Goal> What is the number of lines holding the word "Público"? Write that number and nothing else.

====================

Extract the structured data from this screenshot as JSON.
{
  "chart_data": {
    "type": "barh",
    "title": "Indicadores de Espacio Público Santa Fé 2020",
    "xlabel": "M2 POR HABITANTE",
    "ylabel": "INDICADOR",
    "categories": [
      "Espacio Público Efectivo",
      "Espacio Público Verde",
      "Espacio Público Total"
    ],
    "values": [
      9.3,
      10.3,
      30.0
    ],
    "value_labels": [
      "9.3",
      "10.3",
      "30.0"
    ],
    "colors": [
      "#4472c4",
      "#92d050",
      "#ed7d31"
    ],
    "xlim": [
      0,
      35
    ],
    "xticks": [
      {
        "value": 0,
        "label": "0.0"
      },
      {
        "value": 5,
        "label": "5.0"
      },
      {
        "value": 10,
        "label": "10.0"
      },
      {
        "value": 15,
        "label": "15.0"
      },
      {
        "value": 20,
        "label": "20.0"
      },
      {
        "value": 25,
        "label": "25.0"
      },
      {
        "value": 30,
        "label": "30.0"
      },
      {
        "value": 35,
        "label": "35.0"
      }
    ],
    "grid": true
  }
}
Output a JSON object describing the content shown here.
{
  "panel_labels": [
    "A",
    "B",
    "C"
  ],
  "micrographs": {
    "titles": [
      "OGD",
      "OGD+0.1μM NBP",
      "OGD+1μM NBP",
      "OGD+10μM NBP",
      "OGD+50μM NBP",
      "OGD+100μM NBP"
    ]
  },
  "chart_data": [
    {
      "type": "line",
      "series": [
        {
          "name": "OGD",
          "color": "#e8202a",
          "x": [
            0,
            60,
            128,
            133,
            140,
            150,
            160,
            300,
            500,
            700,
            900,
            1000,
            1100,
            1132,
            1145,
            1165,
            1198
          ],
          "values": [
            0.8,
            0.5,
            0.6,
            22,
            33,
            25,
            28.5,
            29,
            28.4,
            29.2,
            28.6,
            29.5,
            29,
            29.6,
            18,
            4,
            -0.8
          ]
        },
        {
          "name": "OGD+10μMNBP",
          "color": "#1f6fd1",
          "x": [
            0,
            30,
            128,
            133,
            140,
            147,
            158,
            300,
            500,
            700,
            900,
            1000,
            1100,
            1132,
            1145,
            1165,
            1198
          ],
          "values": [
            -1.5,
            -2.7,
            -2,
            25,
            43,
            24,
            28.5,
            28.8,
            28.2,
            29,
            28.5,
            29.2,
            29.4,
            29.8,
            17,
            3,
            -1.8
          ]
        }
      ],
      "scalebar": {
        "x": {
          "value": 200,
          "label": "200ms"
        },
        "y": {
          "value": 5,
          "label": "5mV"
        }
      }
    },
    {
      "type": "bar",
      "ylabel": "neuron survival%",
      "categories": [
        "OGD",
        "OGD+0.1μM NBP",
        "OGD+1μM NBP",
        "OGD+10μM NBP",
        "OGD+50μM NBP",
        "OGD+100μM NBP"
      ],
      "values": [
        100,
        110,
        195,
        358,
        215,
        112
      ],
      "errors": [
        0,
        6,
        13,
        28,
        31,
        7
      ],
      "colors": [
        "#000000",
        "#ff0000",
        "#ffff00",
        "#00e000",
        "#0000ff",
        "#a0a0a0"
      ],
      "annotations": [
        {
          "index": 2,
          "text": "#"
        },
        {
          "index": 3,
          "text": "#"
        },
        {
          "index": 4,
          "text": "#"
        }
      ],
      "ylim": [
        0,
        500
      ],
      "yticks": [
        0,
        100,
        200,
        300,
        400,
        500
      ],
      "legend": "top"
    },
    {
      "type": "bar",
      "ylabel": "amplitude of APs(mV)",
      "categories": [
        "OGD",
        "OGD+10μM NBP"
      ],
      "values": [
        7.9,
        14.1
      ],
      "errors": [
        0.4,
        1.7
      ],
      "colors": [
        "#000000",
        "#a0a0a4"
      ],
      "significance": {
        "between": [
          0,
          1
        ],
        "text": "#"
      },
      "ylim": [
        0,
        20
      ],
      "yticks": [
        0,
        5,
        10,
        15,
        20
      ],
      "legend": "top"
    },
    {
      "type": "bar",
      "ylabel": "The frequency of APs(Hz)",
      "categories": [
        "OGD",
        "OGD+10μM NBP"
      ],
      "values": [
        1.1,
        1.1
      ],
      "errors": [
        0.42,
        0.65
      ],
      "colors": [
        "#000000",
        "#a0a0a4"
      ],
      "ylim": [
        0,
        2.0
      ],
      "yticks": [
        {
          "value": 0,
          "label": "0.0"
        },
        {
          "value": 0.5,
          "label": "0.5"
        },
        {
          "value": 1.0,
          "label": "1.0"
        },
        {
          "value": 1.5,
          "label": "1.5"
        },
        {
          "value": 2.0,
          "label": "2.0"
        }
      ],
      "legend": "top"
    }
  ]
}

====================

Task output> 4